▶ **STATED TASK**
Any picture among the records should be left out, please; retype the rest exactly.
****************
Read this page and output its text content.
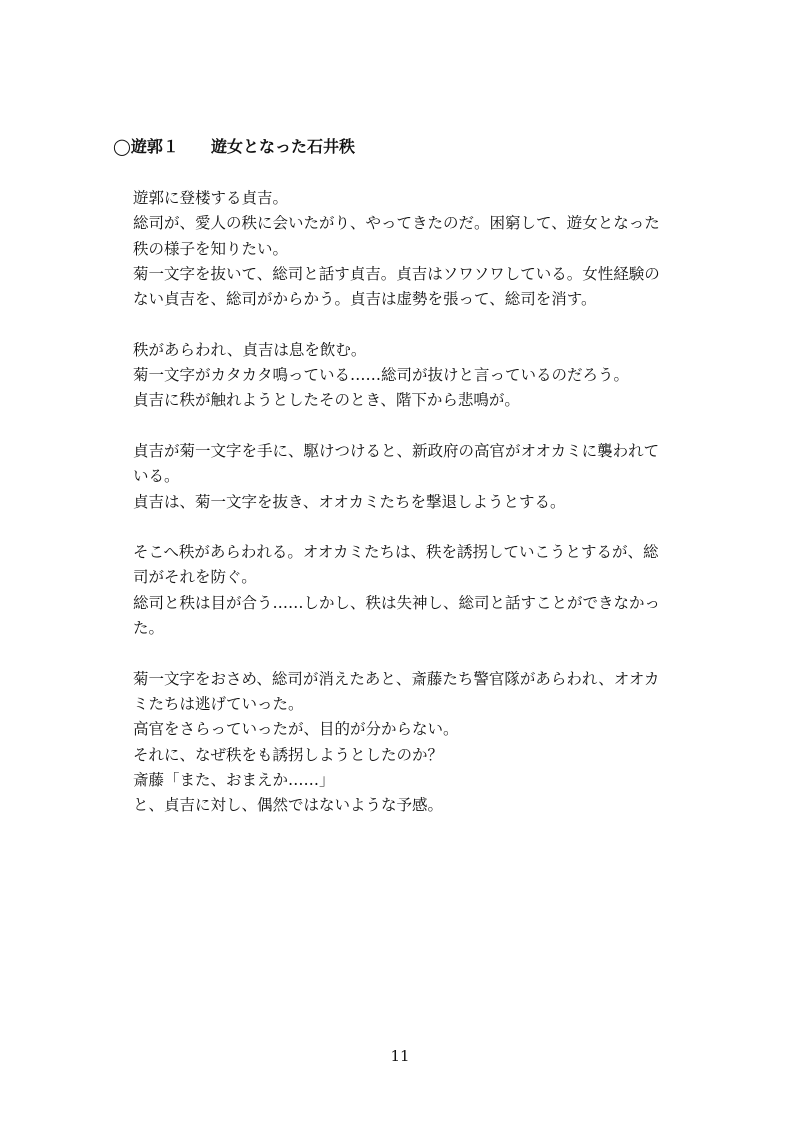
◯遊郭１ 遊女となった石井秩
遊郭に登楼する貞吉。
総司が、愛人の秩に会いたがり、やってきたのだ。困窮して、遊女となった
秩の様子を知りたい。
菊一文字を抜いて、総司と話す貞吉。貞吉はソワソワしている。女性経験の
ない貞吉を、総司がからかう。貞吉は虚勢を張って、総司を消す。
秩があらわれ、貞吉は息を飲む。
菊一文字がカタカタ鳴っている……総司が抜けと言っているのだろう。
貞吉に秩が触れようとしたそのとき、階下から悲鳴が。
貞吉が菊一文字を手に、駆けつけると、新政府の高官がオオカミに襲われて
いる。
貞吉は、菊一文字を抜き、オオカミたちを撃退しようとする。
そこへ秩があらわれる。オオカミたちは、秩を誘拐していこうとするが、総
司がそれを防ぐ。
総司と秩は目が合う……しかし、秩は失神し、総司と話すことができなかっ
た。
菊一文字をおさめ、総司が消えたあと、斎藤たち警官隊があらわれ、オオカ
ミたちは逃げていった。
高官をさらっていったが、目的が分からない。
それに、なぜ秩をも誘拐しようとしたのか？
斎藤「また、おまえか……」
と、貞吉に対し、偶然ではないような予感。
11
****************
▶ **FINISHED EXERCISE**
Read this page and output its text content.
◯遊郭１ 遊女となった石井秩
遊郭に登楼する貞吉。
総司が、愛人の秩に会いたがり、やってきたのだ。困窮して、遊女となった
秩の様子を知りたい。
菊一文字を抜いて、総司と話す貞吉。貞吉はソワソワしている。女性経験の
ない貞吉を、総司がからかう。貞吉は虚勢を張って、総司を消す。
秩があらわれ、貞吉は息を飲む。
菊一文字がカタカタ鳴っている……総司が抜けと言っているのだろう。
貞吉に秩が触れようとしたそのとき、階下から悲鳴が。
貞吉が菊一文字を手に、駆けつけると、新政府の高官がオオカミに襲われて
いる。
貞吉は、菊一文字を抜き、オオカミたちを撃退しようとする。
そこへ秩があらわれる。オオカミたちは、秩を誘拐していこうとするが、総
司がそれを防ぐ。
総司と秩は目が合う……しかし、秩は失神し、総司と話すことができなかっ
た。
菊一文字をおさめ、総司が消えたあと、斎藤たち警官隊があらわれ、オオカ
ミたちは逃げていった。
高官をさらっていったが、目的が分からない。
それに、なぜ秩をも誘拐しようとしたのか？
斎藤「また、おまえか……」
と、貞吉に対し、偶然ではないような予感。
11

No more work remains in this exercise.